Selected text ->
Turkish-inspired red lentil soup
Difficulty
Easy 👌Ingredients
Utensils
cutting board, knife, wooden spoon, medium pot, small pot, hand blender, citrus press
How-To Videos
How to halve cherry tomatoes
Homemade vegetable stock
How to cut an onion
How to deglaze
Nutrition per serving
Step 1/5
- ½ potato
- ½ carrot
- ½ red bell pepper
- 2½ cherry tomatoes
- ½ onion
- ½ clove garlic
- ½ small chili
- cutting board
- knife
Peel onion, potato, carrot and garlic. Cut potato, carrot, bell pepper, and onion into bite-size pieces. Halve tomatoes and mince garlic and chili.
Step 2/5
- 10 g butter
- 1½ tsp ground paprika
- 75 g red lentils
- wooden spoon
- medium pot
Melt some of the butter in a medium-sized pot over medium-high heat. Add onions and sauté until translucent. Add garlic, chili, tomatoes, bell pepper, carrot, potato, some of the ground paprika, and lentils. Cook for approx. 3 – 5 more min.

Extracted data ->
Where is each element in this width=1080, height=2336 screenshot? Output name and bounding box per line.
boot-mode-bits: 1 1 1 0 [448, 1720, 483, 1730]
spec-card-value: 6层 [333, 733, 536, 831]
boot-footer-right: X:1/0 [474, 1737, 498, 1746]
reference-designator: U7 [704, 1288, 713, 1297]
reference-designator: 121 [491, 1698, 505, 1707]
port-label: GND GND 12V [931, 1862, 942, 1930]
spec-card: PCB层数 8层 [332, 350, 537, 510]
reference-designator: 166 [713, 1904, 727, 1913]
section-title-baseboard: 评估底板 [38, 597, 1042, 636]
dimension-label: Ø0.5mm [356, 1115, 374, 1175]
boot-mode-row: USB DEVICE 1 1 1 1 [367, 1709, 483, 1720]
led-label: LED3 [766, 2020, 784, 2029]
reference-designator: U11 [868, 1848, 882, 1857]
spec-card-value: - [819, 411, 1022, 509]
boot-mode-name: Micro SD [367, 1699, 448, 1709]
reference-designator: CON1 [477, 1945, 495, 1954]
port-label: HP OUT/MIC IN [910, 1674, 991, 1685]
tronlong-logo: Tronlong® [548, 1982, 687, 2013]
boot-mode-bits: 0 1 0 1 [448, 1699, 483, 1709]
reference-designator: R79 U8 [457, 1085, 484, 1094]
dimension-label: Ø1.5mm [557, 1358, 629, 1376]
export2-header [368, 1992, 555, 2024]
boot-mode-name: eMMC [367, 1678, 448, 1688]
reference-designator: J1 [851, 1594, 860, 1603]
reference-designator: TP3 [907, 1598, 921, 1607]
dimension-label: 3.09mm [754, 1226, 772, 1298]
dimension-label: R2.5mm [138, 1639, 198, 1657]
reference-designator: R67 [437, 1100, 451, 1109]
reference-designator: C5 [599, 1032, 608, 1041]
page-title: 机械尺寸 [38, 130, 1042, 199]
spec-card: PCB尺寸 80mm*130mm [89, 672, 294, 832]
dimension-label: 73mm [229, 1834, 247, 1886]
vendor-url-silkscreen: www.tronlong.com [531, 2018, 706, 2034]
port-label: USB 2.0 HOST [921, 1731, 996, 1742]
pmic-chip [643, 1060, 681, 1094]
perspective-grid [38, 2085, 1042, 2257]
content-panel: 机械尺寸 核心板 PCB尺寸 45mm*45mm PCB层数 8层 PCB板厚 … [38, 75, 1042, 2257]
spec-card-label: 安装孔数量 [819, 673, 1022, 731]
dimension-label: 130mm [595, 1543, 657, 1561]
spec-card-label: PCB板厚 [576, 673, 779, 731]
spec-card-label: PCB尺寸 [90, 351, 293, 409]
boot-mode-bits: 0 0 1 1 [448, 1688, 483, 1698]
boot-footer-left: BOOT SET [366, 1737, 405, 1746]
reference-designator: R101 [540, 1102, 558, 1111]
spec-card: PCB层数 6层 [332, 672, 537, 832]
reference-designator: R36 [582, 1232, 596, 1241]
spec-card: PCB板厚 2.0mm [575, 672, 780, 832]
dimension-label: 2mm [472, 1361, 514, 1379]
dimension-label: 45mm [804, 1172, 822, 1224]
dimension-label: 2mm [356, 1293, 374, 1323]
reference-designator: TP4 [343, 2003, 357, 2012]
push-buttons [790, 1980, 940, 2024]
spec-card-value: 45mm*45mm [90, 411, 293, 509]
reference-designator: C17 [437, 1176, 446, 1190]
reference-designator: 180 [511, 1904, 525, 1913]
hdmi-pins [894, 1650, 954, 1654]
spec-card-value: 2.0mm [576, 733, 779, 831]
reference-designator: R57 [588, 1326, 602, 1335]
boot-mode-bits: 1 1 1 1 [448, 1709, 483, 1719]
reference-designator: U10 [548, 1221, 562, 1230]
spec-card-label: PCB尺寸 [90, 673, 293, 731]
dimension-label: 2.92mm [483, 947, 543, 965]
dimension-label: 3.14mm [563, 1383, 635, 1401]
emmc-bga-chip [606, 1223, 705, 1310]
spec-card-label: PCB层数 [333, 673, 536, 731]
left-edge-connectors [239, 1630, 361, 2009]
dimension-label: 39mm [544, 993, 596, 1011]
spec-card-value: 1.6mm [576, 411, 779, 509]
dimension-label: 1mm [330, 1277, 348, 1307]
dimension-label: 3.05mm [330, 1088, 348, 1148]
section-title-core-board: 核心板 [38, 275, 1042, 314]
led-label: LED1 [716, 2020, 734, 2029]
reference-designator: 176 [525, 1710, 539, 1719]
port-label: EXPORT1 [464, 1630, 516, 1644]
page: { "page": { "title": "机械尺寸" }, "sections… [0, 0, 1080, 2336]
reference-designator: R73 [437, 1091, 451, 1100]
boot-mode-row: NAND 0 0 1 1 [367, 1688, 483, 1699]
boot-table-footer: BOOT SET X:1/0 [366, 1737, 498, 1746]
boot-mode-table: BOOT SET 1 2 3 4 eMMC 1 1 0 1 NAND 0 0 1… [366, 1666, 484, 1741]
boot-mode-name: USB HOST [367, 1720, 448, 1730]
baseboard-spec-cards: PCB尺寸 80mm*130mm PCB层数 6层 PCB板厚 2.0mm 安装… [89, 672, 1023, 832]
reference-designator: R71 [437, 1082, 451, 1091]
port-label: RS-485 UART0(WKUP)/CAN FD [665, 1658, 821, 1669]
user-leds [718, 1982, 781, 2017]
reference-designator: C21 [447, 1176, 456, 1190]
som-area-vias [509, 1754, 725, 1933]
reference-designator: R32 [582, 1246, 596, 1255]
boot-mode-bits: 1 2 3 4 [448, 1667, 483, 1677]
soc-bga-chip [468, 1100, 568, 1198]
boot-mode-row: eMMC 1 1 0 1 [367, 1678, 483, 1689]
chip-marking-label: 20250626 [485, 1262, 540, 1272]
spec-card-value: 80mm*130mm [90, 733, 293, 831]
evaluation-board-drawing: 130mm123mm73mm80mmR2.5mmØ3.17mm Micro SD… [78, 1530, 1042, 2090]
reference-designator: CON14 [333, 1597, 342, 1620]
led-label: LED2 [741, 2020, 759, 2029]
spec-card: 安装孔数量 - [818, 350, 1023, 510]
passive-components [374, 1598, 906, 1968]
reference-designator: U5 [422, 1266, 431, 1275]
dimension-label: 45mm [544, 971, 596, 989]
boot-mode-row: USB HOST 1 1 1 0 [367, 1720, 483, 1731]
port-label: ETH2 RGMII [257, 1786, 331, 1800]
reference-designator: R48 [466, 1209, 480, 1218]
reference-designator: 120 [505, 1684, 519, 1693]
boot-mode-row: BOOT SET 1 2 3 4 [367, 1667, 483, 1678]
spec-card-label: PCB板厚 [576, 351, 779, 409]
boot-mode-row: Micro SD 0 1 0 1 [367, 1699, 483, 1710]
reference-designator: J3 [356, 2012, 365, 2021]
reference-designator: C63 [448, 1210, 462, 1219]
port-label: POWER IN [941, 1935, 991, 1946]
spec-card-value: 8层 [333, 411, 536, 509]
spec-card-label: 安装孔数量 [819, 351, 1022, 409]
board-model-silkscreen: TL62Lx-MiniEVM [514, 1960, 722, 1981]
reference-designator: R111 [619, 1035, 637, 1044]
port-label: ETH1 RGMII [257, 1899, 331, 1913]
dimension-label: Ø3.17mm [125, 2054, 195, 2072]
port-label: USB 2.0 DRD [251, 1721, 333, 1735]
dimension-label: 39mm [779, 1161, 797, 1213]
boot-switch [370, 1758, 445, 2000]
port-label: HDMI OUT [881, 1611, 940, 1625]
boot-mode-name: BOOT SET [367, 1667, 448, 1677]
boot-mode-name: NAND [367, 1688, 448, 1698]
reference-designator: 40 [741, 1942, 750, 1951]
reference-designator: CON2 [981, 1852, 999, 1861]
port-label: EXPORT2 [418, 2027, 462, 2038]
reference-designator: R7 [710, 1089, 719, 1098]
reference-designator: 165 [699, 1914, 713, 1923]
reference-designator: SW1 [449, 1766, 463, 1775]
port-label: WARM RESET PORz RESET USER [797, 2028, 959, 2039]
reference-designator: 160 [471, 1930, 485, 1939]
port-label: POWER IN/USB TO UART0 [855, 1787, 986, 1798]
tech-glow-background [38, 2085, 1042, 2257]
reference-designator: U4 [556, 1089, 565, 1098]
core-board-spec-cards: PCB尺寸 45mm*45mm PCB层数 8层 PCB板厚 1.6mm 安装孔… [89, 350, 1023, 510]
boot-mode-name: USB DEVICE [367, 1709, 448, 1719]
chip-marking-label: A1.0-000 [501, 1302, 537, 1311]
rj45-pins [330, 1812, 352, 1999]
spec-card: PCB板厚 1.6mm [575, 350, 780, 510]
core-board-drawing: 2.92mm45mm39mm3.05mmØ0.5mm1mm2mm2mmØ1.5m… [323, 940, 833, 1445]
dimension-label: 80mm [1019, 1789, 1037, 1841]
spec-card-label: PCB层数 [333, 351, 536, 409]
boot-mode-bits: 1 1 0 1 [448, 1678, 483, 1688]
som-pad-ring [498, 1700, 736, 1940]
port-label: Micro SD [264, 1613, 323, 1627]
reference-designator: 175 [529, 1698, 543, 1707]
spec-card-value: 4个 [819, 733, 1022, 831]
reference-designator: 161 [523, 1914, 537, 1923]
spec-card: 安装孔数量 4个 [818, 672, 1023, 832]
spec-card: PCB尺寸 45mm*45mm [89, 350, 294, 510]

Work to complete ->
1. Name every utensil in the Utensils line of the lentil soup recipe.
2. Answer from the lentil soup recipe:
(a) What difficulty is the recipe given?
(b) How many grams of red lentils does Step 2 call for?
(c) How long should everything cook after the lentils are added?
3. Carry on with the lentil soup recipe after its last sentence.
The listing is material of its own, apart from the lentil soup recipe.

Answers given ->
1. cutting board, knife, wooden spoon, medium pot, small pot, hand blender, citrus press

2.
(a) Easy
(b) 75 g
(c) Approx. 3 – 5 more min.

3.
Step 3/5
- ½ l vegetable broth
Add vegetable broth and let simmer for approx. 15 min., or until lentils are cooked through.
Step 4/5
- 25 g butter
- 1 tsp ground paprika
- small pot
In a small pot, melt remaining butter over medium-low heat and add ground paprika. Stir to combine and set aside.
Step 5/5
- ½ lemon (juice)
- 10 g parsley for garnish
- salt
- pepper
- lemon zest for garnish (optional)
- hand blender
- citrus press
Blend soup until smooth with a hand blender. Add salt, pepper, and lemon juice to taste. Serve with fresh parsley, lemon zest, and a drizzle of the butter-paprika mixture. Enjoy!